= RECORDS FOR THE TASK =
Content starts
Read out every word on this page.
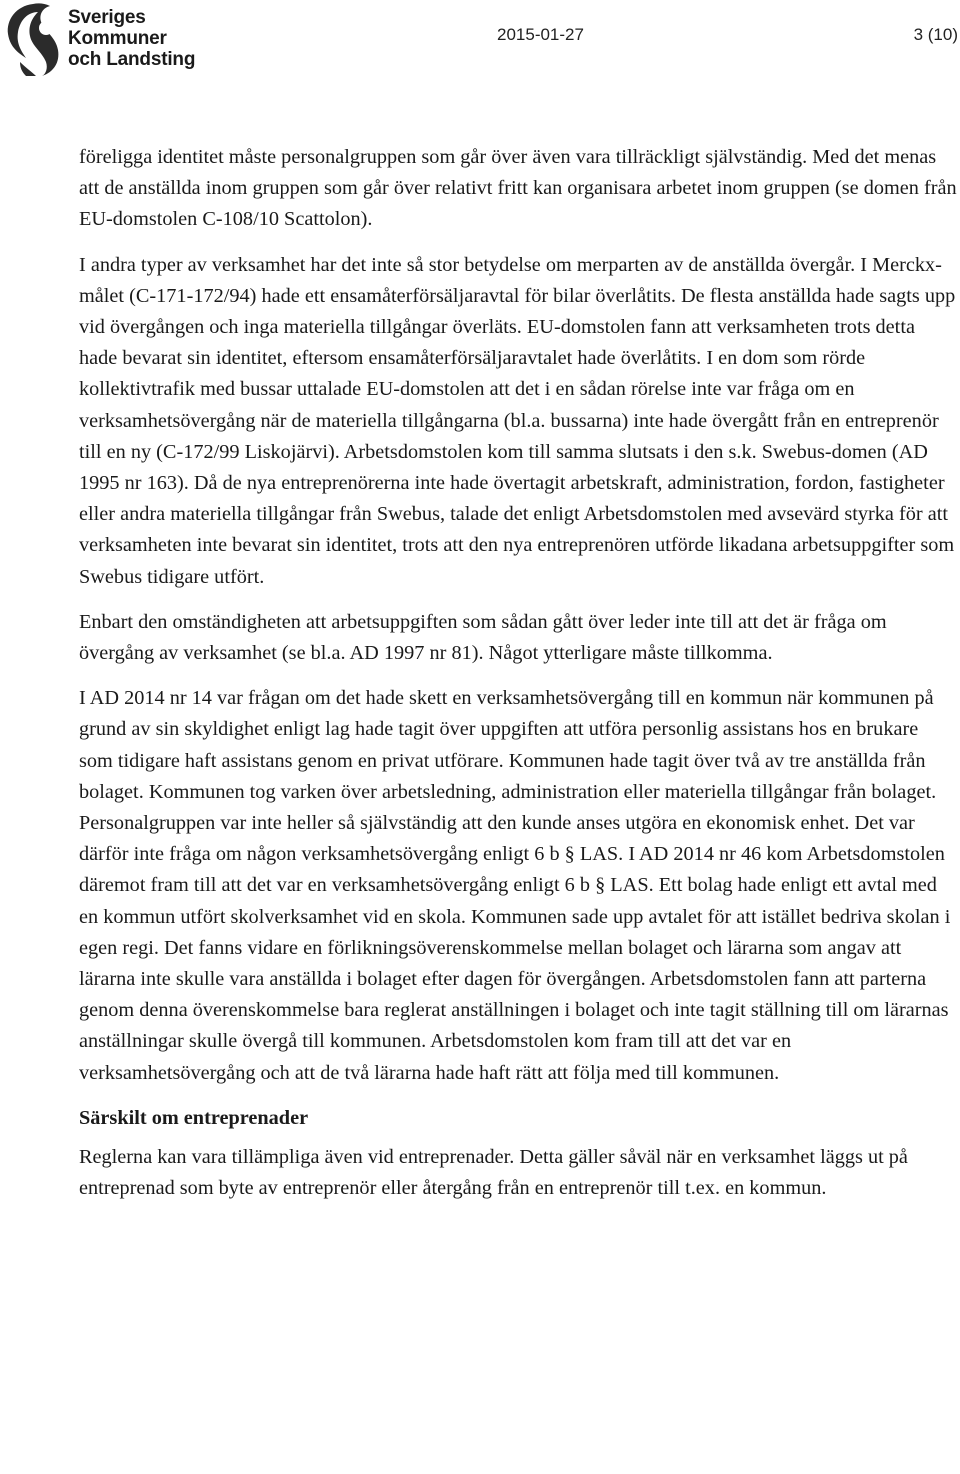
Sveriges
Kommuner
och Landsting
2015-01-27	3 (10)

föreligga identitet måste personalgruppen som går över även vara tillräckligt självständig. Med det menas att de anställda inom gruppen som går över relativt fritt kan organisara arbetet inom gruppen (se domen från EU-domstolen C-108/10 Scattolon).

I andra typer av verksamhet har det inte så stor betydelse om merparten av de anställda övergår. I Merckx-målet (C-171-172/94) hade ett ensamåterförsäljaravtal för bilar överlåtits. De flesta anställda hade sagts upp vid övergången och inga materiella tillgångar överläts. EU-domstolen fann att verksamheten trots detta hade bevarat sin identitet, eftersom ensamåterförsäljaravtalet hade överlåtits. I en dom som rörde kollektivtrafik med bussar uttalade EU-domstolen att det i en sådan rörelse inte var fråga om en verksamhetsövergång när de materiella tillgångarna (bl.a. bussarna) inte hade övergått från en entreprenör till en ny (C-172/99 Liskojärvi). Arbetsdomstolen kom till samma slutsats i den s.k. Swebus-domen (AD 1995 nr 163). Då de nya entreprenörerna inte hade övertagit arbetskraft, administration, fordon, fastigheter eller andra materiella tillgångar från Swebus, talade det enligt Arbetsdomstolen med avsevärd styrka för att verksamheten inte bevarat sin identitet, trots att den nya entreprenören utförde likadana arbetsuppgifter som Swebus tidigare utfört.

Enbart den omständigheten att arbetsuppgiften som sådan gått över leder inte till att det är fråga om övergång av verksamhet (se bl.a. AD 1997 nr 81). Något ytterligare måste tillkomma.

I AD 2014 nr 14 var frågan om det hade skett en verksamhetsövergång till en kommun när kommunen på grund av sin skyldighet enligt lag hade tagit över uppgiften att utföra personlig assistans hos en brukare som tidigare haft assistans genom en privat utförare. Kommunen hade tagit över två av tre anställda från bolaget. Kommunen tog varken över arbetsledning, administration eller materiella tillgångar från bolaget. Personalgruppen var inte heller så självständig att den kunde anses utgöra en ekonomisk enhet. Det var därför inte fråga om någon verksamhetsövergång enligt 6 b § LAS. I AD 2014 nr 46 kom Arbetsdomstolen däremot fram till att det var en verksamhetsövergång enligt 6 b § LAS. Ett bolag hade enligt ett avtal med en kommun utfört skolverksamhet vid en skola. Kommunen sade upp avtalet för att istället bedriva skolan i egen regi. Det fanns vidare en förlikningsöverenskommelse mellan bolaget och lärarna som angav att lärarna inte skulle vara anställda i bolaget efter dagen för övergången. Arbetsdomstolen fann att parterna genom denna överenskommelse bara reglerat anställningen i bolaget och inte tagit ställning till om lärarnas anställningar skulle övergå till kommunen. Arbetsdomstolen kom fram till att det var en verksamhetsövergång och att de två lärarna hade haft rätt att följa med till kommunen.

Särskilt om entreprenader

Reglerna kan vara tillämpliga även vid entreprenader. Detta gäller såväl när en verksamhet läggs ut på entreprenad som byte av entreprenör eller återgång från en entreprenör till t.ex. en kommun.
Content ends
= TRY IT =
Your output must be one number: how many lines of the listing include "måste".

= SOLUTION =
2